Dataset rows

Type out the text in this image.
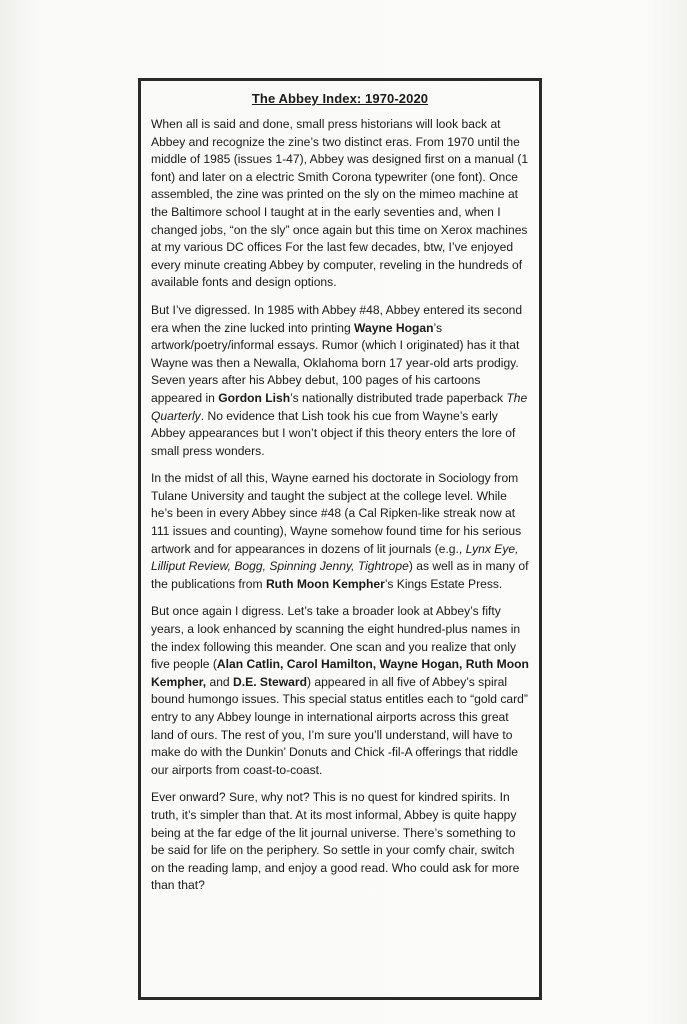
The Abbey Index: 1970-2020

When all is said and done, small press historians will look back at Abbey and recognize the zine’s two distinct eras. From 1970 until the middle of 1985 (issues 1-47), Abbey was designed first on a manual (1 font) and later on a electric Smith Corona typewriter (one font). Once assembled, the zine was printed on the sly on the mimeo machine at the Baltimore school I taught at in the early seventies and, when I changed jobs, “on the sly” once again but this time on Xerox machines at my various DC offices For the last few decades, btw, I’ve enjoyed every minute creating Abbey by computer, reveling in the hundreds of available fonts and design options.

But I’ve digressed. In 1985 with Abbey #48, Abbey entered its second era when the zine lucked into printing Wayne Hogan’s artwork/poetry/informal essays. Rumor (which I originated) has it that Wayne was then a Newalla, Oklahoma born 17 year-old arts prodigy. Seven years after his Abbey debut, 100 pages of his cartoons appeared in Gordon Lish’s nationally distributed trade paperback The Quarterly. No evidence that Lish took his cue from Wayne’s early Abbey appearances but I won’t object if this theory enters the lore of small press wonders.

In the midst of all this, Wayne earned his doctorate in Sociology from Tulane University and taught the subject at the college level. While he’s been in every Abbey since #48 (a Cal Ripken-like streak now at 111 issues and counting), Wayne somehow found time for his serious artwork and for appearances in dozens of lit journals (e.g., Lynx Eye, Lilliput Review, Bogg, Spinning Jenny, Tightrope) as well as in many of the publications from Ruth Moon Kempher’s Kings Estate Press.

But once again I digress. Let’s take a broader look at Abbey’s fifty years, a look enhanced by scanning the eight hundred-plus names in the index following this meander. One scan and you realize that only five people (Alan Catlin, Carol Hamilton, Wayne Hogan, Ruth Moon Kempher, and D.E. Steward) appeared in all five of Abbey’s spiral bound humongo issues. This special status entitles each to “gold card” entry to any Abbey lounge in international airports across this great land of ours. The rest of you, I’m sure you’ll understand, will have to make do with the Dunkin’ Donuts and Chick -fil-A offerings that riddle our airports from coast-to-coast.

Ever onward? Sure, why not? This is no quest for kindred spirits. In truth, it’s simpler than that. At its most informal, Abbey is quite happy being at the far edge of the lit journal universe. There’s something to be said for life on the periphery. So settle in your comfy chair, switch on the reading lamp, and enjoy a good read. Who could ask for more than that?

> _Do this_: Return all of the entries exactly as written, but drop any pictures they hold.

> _Task result_:
Type out the text in this image.
The Abbey Index: 1970-2020

When all is said and done, small press historians will look back at Abbey and recognize the zine’s two distinct eras. From 1970 until the middle of 1985 (issues 1-47), Abbey was designed first on a manual (1 font) and later on a electric Smith Corona typewriter (one font). Once assembled, the zine was printed on the sly on the mimeo machine at the Baltimore school I taught at in the early seventies and, when I changed jobs, “on the sly” once again but this time on Xerox machines at my various DC offices For the last few decades, btw, I’ve enjoyed every minute creating Abbey by computer, reveling in the hundreds of available fonts and design options.

But I’ve digressed. In 1985 with Abbey #48, Abbey entered its second era when the zine lucked into printing Wayne Hogan’s artwork/poetry/informal essays. Rumor (which I originated) has it that Wayne was then a Newalla, Oklahoma born 17 year-old arts prodigy. Seven years after his Abbey debut, 100 pages of his cartoons appeared in Gordon Lish’s nationally distributed trade paperback The Quarterly. No evidence that Lish took his cue from Wayne’s early Abbey appearances but I won’t object if this theory enters the lore of small press wonders.

In the midst of all this, Wayne earned his doctorate in Sociology from Tulane University and taught the subject at the college level. While he’s been in every Abbey since #48 (a Cal Ripken-like streak now at 111 issues and counting), Wayne somehow found time for his serious artwork and for appearances in dozens of lit journals (e.g., Lynx Eye, Lilliput Review, Bogg, Spinning Jenny, Tightrope) as well as in many of the publications from Ruth Moon Kempher’s Kings Estate Press.

But once again I digress. Let’s take a broader look at Abbey’s fifty years, a look enhanced by scanning the eight hundred-plus names in the index following this meander. One scan and you realize that only five people (Alan Catlin, Carol Hamilton, Wayne Hogan, Ruth Moon Kempher, and D.E. Steward) appeared in all five of Abbey’s spiral bound humongo issues. This special status entitles each to “gold card” entry to any Abbey lounge in international airports across this great land of ours. The rest of you, I’m sure you’ll understand, will have to make do with the Dunkin’ Donuts and Chick -fil-A offerings that riddle our airports from coast-to-coast.

Ever onward? Sure, why not? This is no quest for kindred spirits. In truth, it’s simpler than that. At its most informal, Abbey is quite happy being at the far edge of the lit journal universe. There’s something to be said for life on the periphery. So settle in your comfy chair, switch on the reading lamp, and enjoy a good read. Who could ask for more than that?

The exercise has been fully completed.